>> BEGIN RECORD EXCERPTS

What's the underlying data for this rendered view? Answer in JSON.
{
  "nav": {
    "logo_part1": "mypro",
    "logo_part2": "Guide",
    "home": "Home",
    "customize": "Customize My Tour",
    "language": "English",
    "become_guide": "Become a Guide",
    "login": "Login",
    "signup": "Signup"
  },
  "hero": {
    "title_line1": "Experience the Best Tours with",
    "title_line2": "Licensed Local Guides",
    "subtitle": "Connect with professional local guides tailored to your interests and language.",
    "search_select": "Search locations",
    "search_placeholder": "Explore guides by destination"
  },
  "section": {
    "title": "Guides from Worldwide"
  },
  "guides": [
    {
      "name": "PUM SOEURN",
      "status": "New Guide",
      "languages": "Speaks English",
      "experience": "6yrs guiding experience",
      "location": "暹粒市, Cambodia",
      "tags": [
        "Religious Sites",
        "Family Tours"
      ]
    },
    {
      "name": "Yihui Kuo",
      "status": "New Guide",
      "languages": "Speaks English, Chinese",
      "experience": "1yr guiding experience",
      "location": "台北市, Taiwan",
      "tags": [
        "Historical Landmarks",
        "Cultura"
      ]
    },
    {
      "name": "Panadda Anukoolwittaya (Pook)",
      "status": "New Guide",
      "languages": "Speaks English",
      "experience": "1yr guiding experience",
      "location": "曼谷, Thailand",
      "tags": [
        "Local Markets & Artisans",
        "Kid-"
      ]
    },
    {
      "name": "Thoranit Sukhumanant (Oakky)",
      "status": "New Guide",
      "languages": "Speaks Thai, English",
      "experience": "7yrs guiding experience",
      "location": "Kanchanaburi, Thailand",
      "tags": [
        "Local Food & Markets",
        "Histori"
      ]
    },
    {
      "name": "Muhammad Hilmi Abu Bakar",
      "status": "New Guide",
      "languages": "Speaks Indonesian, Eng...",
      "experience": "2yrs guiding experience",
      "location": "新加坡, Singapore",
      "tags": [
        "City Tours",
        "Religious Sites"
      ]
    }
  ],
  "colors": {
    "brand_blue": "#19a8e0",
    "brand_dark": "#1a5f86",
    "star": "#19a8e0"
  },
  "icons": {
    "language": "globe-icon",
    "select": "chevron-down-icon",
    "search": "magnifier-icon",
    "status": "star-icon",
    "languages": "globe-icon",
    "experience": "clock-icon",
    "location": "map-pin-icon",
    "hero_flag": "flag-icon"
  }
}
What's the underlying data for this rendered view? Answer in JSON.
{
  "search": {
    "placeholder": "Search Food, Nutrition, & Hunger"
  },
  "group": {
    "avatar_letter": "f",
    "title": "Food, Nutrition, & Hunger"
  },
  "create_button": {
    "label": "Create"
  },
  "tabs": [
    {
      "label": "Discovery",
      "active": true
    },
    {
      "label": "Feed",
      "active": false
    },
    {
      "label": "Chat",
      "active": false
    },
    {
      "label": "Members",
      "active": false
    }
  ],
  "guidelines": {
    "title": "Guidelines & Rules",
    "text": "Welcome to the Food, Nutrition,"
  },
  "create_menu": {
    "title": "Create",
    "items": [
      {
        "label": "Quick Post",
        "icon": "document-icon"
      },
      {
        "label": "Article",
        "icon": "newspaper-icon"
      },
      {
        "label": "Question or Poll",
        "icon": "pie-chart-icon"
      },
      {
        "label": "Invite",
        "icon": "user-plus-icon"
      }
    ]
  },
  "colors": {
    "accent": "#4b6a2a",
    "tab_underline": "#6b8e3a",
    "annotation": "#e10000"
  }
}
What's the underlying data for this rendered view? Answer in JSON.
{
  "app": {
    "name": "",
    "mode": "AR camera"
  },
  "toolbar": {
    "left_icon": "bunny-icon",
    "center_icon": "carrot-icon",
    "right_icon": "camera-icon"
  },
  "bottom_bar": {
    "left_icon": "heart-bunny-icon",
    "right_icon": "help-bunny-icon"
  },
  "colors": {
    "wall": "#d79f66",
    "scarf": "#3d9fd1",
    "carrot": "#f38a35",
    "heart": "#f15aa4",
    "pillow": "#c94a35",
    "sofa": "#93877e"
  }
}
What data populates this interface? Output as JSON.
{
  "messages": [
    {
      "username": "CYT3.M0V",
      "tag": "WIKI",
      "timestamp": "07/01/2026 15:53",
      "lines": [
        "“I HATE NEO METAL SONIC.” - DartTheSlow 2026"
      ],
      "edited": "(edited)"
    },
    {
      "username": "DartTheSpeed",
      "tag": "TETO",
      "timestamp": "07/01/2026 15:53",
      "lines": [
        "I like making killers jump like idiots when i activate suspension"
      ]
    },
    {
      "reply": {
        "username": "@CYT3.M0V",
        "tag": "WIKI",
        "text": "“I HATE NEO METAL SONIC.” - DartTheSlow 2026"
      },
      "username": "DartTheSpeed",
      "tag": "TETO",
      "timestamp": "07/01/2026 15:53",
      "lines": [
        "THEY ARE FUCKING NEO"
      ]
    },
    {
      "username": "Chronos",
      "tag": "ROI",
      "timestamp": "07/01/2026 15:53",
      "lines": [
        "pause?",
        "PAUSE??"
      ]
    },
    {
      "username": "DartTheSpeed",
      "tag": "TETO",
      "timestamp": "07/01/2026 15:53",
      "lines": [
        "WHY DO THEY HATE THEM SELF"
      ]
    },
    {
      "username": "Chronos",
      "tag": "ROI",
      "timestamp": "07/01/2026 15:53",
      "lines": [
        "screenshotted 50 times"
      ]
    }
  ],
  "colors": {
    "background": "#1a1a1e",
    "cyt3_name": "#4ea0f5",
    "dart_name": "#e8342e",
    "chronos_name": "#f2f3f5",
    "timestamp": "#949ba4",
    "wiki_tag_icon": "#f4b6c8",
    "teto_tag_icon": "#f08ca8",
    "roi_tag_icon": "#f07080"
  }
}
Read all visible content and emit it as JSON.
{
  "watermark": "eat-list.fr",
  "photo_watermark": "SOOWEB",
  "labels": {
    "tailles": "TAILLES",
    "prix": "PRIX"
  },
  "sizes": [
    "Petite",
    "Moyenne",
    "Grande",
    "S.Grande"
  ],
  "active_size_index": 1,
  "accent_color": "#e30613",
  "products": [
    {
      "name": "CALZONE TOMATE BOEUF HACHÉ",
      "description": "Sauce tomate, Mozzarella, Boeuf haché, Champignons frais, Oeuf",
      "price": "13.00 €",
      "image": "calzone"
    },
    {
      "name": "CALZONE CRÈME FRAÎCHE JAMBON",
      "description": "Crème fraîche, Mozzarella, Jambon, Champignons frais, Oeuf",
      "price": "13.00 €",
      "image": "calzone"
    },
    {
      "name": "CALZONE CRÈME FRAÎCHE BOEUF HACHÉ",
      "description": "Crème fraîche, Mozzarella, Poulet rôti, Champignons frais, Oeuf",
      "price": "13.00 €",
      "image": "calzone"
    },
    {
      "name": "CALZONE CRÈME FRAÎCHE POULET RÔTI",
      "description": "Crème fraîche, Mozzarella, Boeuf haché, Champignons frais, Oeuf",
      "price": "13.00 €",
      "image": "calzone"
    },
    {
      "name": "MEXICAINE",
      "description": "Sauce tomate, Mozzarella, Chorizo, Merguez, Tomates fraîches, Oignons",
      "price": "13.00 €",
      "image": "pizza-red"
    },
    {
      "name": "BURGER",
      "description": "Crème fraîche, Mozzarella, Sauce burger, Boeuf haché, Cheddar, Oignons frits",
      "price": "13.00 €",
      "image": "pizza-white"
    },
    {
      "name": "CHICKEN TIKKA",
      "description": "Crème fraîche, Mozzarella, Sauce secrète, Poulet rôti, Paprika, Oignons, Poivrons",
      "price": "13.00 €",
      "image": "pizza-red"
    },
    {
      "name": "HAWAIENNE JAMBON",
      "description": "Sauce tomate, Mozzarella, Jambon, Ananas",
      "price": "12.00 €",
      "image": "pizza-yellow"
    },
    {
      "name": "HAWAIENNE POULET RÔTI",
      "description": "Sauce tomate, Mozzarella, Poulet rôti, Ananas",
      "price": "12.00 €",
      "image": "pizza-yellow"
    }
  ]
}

>> END RECORD EXCERPTS

▶ DIRECTION: State the number of lines in the data that include the string "camera", and add nothing else.

▶ ANSWER TO THE EXERCISE: 2